Task material.
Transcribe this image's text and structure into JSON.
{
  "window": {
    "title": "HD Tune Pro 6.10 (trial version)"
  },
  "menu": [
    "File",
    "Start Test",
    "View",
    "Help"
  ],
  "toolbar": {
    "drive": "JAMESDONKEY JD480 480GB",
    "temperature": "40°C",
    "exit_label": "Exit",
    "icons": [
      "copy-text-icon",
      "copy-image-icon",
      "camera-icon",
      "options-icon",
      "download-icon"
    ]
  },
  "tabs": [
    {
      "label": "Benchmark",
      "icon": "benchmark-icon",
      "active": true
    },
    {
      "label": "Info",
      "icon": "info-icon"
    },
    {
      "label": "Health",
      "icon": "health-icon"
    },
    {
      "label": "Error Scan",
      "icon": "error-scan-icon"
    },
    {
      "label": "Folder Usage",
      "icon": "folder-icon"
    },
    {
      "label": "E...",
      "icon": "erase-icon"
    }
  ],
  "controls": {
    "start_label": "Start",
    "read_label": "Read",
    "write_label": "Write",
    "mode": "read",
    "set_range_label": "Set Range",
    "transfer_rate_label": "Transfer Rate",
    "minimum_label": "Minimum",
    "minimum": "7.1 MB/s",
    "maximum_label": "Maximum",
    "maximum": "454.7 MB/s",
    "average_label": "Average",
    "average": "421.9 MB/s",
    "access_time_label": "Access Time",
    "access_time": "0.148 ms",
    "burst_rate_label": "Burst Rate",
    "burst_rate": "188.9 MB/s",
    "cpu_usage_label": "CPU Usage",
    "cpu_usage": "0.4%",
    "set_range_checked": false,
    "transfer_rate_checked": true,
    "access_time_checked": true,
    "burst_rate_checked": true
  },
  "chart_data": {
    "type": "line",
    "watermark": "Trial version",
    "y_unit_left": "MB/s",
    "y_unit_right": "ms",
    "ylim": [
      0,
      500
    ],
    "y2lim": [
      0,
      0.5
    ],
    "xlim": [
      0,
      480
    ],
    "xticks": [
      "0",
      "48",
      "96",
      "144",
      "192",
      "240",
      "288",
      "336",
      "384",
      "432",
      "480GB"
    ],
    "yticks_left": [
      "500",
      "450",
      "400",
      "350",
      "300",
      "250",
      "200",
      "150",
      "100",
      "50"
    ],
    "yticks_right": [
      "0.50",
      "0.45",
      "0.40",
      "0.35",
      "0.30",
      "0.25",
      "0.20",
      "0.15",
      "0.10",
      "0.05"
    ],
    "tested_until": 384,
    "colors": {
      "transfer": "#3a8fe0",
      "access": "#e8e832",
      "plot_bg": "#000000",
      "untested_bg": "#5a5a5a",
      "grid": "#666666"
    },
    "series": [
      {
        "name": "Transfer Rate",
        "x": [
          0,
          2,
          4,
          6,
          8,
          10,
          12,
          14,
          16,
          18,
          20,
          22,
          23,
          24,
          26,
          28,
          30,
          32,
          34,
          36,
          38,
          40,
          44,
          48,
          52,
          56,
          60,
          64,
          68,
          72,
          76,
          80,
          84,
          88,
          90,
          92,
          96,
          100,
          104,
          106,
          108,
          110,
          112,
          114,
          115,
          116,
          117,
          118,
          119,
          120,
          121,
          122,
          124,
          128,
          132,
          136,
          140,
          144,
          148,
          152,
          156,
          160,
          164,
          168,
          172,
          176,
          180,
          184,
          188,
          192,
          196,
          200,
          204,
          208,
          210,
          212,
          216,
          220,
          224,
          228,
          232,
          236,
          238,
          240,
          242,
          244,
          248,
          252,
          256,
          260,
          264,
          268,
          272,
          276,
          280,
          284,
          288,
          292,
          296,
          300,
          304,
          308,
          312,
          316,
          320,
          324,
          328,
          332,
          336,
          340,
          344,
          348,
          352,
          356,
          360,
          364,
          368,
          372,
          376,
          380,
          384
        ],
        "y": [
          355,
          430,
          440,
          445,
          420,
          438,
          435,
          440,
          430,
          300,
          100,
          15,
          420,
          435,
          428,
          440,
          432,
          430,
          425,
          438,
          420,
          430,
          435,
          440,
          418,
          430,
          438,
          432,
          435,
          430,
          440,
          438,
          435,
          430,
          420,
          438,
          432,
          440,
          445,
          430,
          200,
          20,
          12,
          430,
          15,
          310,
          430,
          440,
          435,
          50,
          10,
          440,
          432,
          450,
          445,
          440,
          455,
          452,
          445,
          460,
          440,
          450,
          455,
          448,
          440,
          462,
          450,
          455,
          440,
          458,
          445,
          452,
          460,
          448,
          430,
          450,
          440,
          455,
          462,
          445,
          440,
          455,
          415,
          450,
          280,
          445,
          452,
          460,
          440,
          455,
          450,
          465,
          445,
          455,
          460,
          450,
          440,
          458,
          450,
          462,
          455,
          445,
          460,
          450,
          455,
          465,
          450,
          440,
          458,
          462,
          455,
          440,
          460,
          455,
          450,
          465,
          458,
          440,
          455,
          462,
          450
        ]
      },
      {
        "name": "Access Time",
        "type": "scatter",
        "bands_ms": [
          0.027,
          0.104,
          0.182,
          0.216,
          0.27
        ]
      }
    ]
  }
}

Written instruction. Copy the entries above exactly, leaving none out.

Expected answer.
Transcribe this image's text and structure into JSON.
{
  "window": {
    "title": "HD Tune Pro 6.10 (trial version)"
  },
  "menu": [
    "File",
    "Start Test",
    "View",
    "Help"
  ],
  "toolbar": {
    "drive": "JAMESDONKEY JD480 480GB",
    "temperature": "40°C",
    "exit_label": "Exit",
    "icons": [
      "copy-text-icon",
      "copy-image-icon",
      "camera-icon",
      "options-icon",
      "download-icon"
    ]
  },
  "tabs": [
    {
      "label": "Benchmark",
      "icon": "benchmark-icon",
      "active": true
    },
    {
      "label": "Info",
      "icon": "info-icon"
    },
    {
      "label": "Health",
      "icon": "health-icon"
    },
    {
      "label": "Error Scan",
      "icon": "error-scan-icon"
    },
    {
      "label": "Folder Usage",
      "icon": "folder-icon"
    },
    {
      "label": "E...",
      "icon": "erase-icon"
    }
  ],
  "controls": {
    "start_label": "Start",
    "read_label": "Read",
    "write_label": "Write",
    "mode": "read",
    "set_range_label": "Set Range",
    "transfer_rate_label": "Transfer Rate",
    "minimum_label": "Minimum",
    "minimum": "7.1 MB/s",
    "maximum_label": "Maximum",
    "maximum": "454.7 MB/s",
    "average_label": "Average",
    "average": "421.9 MB/s",
    "access_time_label": "Access Time",
    "access_time": "0.148 ms",
    "burst_rate_label": "Burst Rate",
    "burst_rate": "188.9 MB/s",
    "cpu_usage_label": "CPU Usage",
    "cpu_usage": "0.4%",
    "set_range_checked": false,
    "transfer_rate_checked": true,
    "access_time_checked": true,
    "burst_rate_checked": true
  },
  "chart_data": {
    "type": "line",
    "watermark": "Trial version",
    "y_unit_left": "MB/s",
    "y_unit_right": "ms",
    "ylim": [
      0,
      500
    ],
    "y2lim": [
      0,
      0.5
    ],
    "xlim": [
      0,
      480
    ],
    "xticks": [
      "0",
      "48",
      "96",
      "144",
      "192",
      "240",
      "288",
      "336",
      "384",
      "432",
      "480GB"
    ],
    "yticks_left": [
      "500",
      "450",
      "400",
      "350",
      "300",
      "250",
      "200",
      "150",
      "100",
      "50"
    ],
    "yticks_right": [
      "0.50",
      "0.45",
      "0.40",
      "0.35",
      "0.30",
      "0.25",
      "0.20",
      "0.15",
      "0.10",
      "0.05"
    ],
    "tested_until": 384,
    "colors": {
      "transfer": "#3a8fe0",
      "access": "#e8e832",
      "plot_bg": "#000000",
      "untested_bg": "#5a5a5a",
      "grid": "#666666"
    },
    "series": [
      {
        "name": "Transfer Rate",
        "x": [
          0,
          2,
          4,
          6,
          8,
          10,
          12,
          14,
          16,
          18,
          20,
          22,
          23,
          24,
          26,
          28,
          30,
          32,
          34,
          36,
          38,
          40,
          44,
          48,
          52,
          56,
          60,
          64,
          68,
          72,
          76,
          80,
          84,
          88,
          90,
          92,
          96,
          100,
          104,
          106,
          108,
          110,
          112,
          114,
          115,
          116,
          117,
          118,
          119,
          120,
          121,
          122,
          124,
          128,
          132,
          136,
          140,
          144,
          148,
          152,
          156,
          160,
          164,
          168,
          172,
          176,
          180,
          184,
          188,
          192,
          196,
          200,
          204,
          208,
          210,
          212,
          216,
          220,
          224,
          228,
          232,
          236,
          238,
          240,
          242,
          244,
          248,
          252,
          256,
          260,
          264,
          268,
          272,
          276,
          280,
          284,
          288,
          292,
          296,
          300,
          304,
          308,
          312,
          316,
          320,
          324,
          328,
          332,
          336,
          340,
          344,
          348,
          352,
          356,
          360,
          364,
          368,
          372,
          376,
          380,
          384
        ],
        "y": [
          355,
          430,
          440,
          445,
          420,
          438,
          435,
          440,
          430,
          300,
          100,
          15,
          420,
          435,
          428,
          440,
          432,
          430,
          425,
          438,
          420,
          430,
          435,
          440,
          418,
          430,
          438,
          432,
          435,
          430,
          440,
          438,
          435,
          430,
          420,
          438,
          432,
          440,
          445,
          430,
          200,
          20,
          12,
          430,
          15,
          310,
          430,
          440,
          435,
          50,
          10,
          440,
          432,
          450,
          445,
          440,
          455,
          452,
          445,
          460,
          440,
          450,
          455,
          448,
          440,
          462,
          450,
          455,
          440,
          458,
          445,
          452,
          460,
          448,
          430,
          450,
          440,
          455,
          462,
          445,
          440,
          455,
          415,
          450,
          280,
          445,
          452,
          460,
          440,
          455,
          450,
          465,
          445,
          455,
          460,
          450,
          440,
          458,
          450,
          462,
          455,
          445,
          460,
          450,
          455,
          465,
          450,
          440,
          458,
          462,
          455,
          440,
          460,
          455,
          450,
          465,
          458,
          440,
          455,
          462,
          450
        ]
      },
      {
        "name": "Access Time",
        "type": "scatter",
        "bands_ms": [
          0.027,
          0.104,
          0.182,
          0.216,
          0.27
        ]
      }
    ]
  }
}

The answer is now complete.